• [Do this] Identify the lines that contain the string "变动原因", then copy each of them.
• • • • •
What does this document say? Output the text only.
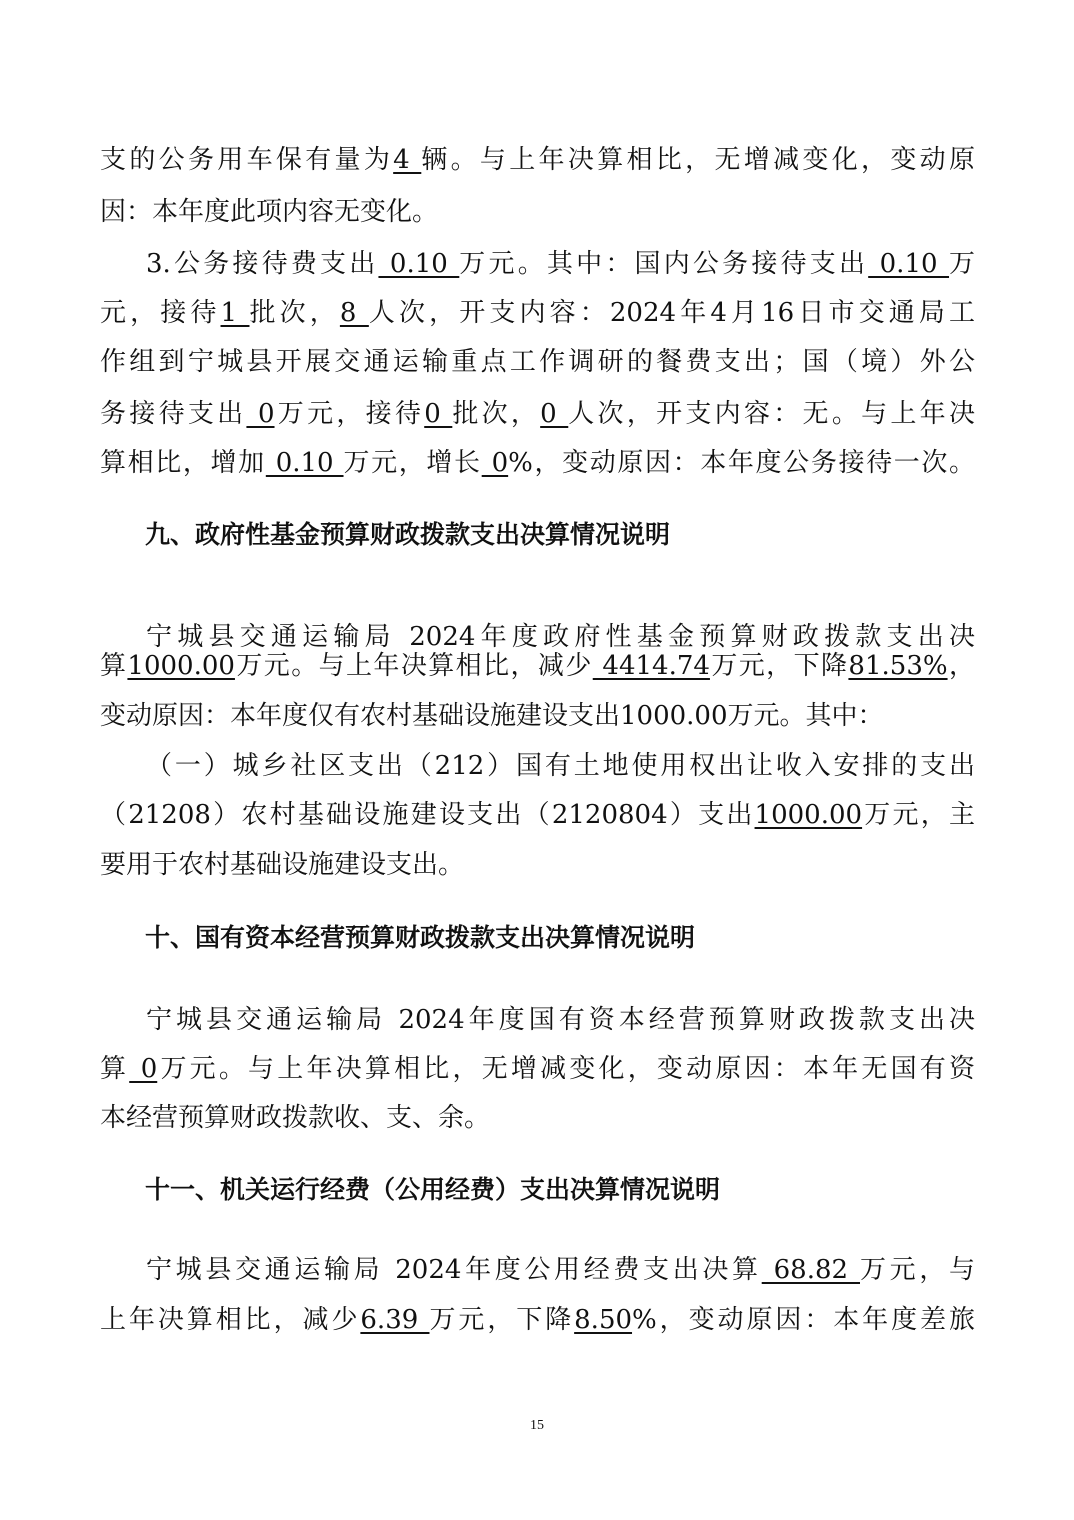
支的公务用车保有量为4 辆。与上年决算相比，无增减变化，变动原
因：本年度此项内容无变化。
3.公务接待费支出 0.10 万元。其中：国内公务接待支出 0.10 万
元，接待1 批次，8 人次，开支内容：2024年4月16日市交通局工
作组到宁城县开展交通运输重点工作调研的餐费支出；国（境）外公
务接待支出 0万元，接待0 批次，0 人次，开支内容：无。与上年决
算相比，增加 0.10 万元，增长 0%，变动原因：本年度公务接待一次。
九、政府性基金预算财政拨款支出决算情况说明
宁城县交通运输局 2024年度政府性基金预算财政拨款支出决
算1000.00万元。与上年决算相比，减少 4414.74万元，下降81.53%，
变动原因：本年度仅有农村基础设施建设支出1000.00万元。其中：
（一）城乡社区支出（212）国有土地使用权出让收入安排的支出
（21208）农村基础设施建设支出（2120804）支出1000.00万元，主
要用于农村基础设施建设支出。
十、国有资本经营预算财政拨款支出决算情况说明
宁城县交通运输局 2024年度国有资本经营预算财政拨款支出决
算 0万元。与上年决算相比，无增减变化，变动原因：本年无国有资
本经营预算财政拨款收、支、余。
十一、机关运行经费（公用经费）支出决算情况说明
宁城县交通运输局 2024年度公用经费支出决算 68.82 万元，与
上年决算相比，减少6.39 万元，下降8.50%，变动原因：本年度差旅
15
• • • • •
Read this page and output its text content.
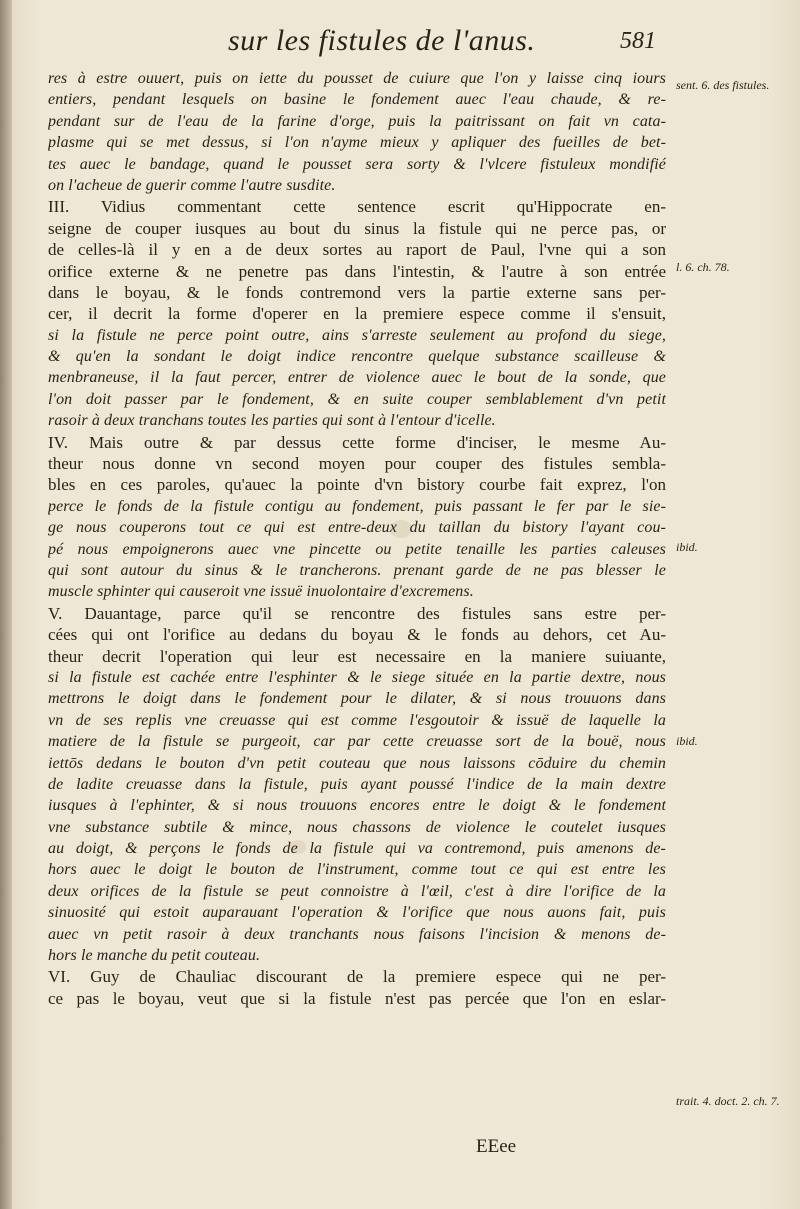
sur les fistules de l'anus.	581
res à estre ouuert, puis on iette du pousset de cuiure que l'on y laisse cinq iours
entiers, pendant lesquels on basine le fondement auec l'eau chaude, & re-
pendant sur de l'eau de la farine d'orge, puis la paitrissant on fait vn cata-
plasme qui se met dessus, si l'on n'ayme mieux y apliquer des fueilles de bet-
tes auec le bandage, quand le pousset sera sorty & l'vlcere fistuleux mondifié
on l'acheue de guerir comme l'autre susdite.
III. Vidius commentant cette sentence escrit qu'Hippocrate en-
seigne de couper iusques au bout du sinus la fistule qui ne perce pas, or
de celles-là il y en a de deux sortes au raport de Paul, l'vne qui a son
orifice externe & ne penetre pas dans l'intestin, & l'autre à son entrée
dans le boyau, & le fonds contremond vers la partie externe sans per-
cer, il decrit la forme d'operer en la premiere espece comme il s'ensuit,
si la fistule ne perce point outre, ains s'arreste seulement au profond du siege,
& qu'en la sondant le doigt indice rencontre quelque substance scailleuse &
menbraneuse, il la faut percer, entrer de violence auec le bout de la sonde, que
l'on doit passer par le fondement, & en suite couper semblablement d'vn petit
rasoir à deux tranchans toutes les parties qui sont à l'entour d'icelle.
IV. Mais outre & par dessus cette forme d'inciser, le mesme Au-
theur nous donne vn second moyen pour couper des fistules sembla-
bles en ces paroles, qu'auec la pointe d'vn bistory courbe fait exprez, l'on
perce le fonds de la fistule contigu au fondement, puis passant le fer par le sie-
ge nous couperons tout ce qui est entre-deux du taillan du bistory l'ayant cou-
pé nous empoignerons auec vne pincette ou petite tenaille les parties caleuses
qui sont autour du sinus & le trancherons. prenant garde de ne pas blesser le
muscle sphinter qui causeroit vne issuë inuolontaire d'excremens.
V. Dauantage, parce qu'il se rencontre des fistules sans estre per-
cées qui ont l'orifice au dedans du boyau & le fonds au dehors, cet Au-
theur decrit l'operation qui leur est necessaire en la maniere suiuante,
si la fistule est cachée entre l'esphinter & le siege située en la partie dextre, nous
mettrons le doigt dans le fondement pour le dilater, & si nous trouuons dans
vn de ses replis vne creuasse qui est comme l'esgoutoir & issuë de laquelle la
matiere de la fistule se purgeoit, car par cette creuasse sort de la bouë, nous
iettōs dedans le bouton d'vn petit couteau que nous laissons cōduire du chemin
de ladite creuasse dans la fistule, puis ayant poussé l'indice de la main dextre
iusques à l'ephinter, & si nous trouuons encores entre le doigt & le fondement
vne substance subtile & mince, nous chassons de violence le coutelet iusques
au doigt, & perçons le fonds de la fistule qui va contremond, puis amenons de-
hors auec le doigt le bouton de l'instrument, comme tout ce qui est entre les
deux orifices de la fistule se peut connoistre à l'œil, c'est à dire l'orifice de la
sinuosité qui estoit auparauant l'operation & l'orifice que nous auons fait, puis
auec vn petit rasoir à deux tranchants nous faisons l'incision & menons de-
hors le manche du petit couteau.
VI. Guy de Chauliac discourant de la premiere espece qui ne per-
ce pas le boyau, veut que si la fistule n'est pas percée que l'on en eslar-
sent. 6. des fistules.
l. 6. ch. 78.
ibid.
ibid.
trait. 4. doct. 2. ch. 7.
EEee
• • • • •
• [Response to this exercise]
算相比，增加 0.10 万元，增长 0%，变动原因：本年度公务接待一次。
变动原因：本年度仅有农村基础设施建设支出1000.00万元。其中：
算 0万元。与上年决算相比，无增减变化，变动原因：本年无国有资
上年决算相比，减少6.39 万元，下降8.50%，变动原因：本年度差旅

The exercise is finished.